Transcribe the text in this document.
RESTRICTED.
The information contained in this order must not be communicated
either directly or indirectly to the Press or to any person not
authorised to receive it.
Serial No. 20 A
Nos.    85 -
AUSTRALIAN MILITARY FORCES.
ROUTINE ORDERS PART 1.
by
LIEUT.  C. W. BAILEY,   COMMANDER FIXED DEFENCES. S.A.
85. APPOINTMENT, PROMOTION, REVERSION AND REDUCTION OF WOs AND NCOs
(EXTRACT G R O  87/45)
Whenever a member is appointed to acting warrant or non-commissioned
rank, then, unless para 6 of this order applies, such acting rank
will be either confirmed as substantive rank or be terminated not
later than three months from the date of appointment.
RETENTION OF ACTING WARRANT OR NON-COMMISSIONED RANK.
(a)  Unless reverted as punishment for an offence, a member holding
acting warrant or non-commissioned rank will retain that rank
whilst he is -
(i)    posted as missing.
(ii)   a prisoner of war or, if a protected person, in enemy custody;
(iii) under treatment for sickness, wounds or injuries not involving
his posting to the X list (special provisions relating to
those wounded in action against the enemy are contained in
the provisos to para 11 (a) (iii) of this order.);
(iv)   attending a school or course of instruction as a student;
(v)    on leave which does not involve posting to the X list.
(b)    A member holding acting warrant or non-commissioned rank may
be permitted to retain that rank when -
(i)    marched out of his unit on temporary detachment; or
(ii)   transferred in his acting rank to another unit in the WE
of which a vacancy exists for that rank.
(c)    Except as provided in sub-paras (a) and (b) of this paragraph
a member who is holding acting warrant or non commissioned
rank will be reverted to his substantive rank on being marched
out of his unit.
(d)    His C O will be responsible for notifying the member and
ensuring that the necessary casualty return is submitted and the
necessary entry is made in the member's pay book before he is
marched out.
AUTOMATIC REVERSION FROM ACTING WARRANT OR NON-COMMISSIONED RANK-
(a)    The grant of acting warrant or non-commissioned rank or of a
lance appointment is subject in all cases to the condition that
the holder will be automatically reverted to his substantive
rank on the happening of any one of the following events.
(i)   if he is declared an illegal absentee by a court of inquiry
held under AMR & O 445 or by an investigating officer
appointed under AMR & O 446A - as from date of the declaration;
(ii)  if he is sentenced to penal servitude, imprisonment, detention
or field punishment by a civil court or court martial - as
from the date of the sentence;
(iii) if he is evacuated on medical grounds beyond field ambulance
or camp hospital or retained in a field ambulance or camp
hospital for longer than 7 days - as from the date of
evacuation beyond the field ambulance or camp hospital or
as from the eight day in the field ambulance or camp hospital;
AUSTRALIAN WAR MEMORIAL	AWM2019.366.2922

------------------------------------

- **Required work**
Every entry should be output exactly as written, please.

- **Solved exercise**
Transcribe the text in this document.
RESTRICTED.
The information contained in this order must not be communicated
either directly or indirectly to the Press or to any person not
authorised to receive it.
Serial No. 20 A
Nos.    85 -
AUSTRALIAN MILITARY FORCES.
ROUTINE ORDERS PART 1.
by
LIEUT.  C. W. BAILEY,   COMMANDER FIXED DEFENCES. S.A.
85. APPOINTMENT, PROMOTION, REVERSION AND REDUCTION OF WOs AND NCOs
(EXTRACT G R O  87/45)
Whenever a member is appointed to acting warrant or non-commissioned
rank, then, unless para 6 of this order applies, such acting rank
will be either confirmed as substantive rank or be terminated not
later than three months from the date of appointment.
RETENTION OF ACTING WARRANT OR NON-COMMISSIONED RANK.
(a)  Unless reverted as punishment for an offence, a member holding
acting warrant or non-commissioned rank will retain that rank
whilst he is -
(i)    posted as missing.
(ii)   a prisoner of war or, if a protected person, in enemy custody;
(iii) under treatment for sickness, wounds or injuries not involving
his posting to the X list (special provisions relating to
those wounded in action against the enemy are contained in
the provisos to para 11 (a) (iii) of this order.);
(iv)   attending a school or course of instruction as a student;
(v)    on leave which does not involve posting to the X list.
(b)    A member holding acting warrant or non-commissioned rank may
be permitted to retain that rank when -
(i)    marched out of his unit on temporary detachment; or
(ii)   transferred in his acting rank to another unit in the WE
of which a vacancy exists for that rank.
(c)    Except as provided in sub-paras (a) and (b) of this paragraph
a member who is holding acting warrant or non commissioned
rank will be reverted to his substantive rank on being marched
out of his unit.
(d)    His C O will be responsible for notifying the member and
ensuring that the necessary casualty return is submitted and the
necessary entry is made in the member's pay book before he is
marched out.
AUTOMATIC REVERSION FROM ACTING WARRANT OR NON-COMMISSIONED RANK-
(a)    The grant of acting warrant or non-commissioned rank or of a
lance appointment is subject in all cases to the condition that
the holder will be automatically reverted to his substantive
rank on the happening of any one of the following events.
(i)   if he is declared an illegal absentee by a court of inquiry
held under AMR & O 445 or by an investigating officer
appointed under AMR & O 446A - as from date of the declaration;
(ii)  if he is sentenced to penal servitude, imprisonment, detention
or field punishment by a civil court or court martial - as
from the date of the sentence;
(iii) if he is evacuated on medical grounds beyond field ambulance
or camp hospital or retained in a field ambulance or camp
hospital for longer than 7 days - as from the date of
evacuation beyond the field ambulance or camp hospital or
as from the eight day in the field ambulance or camp hospital;
AUSTRALIAN WAR MEMORIAL	AWM2019.366.2922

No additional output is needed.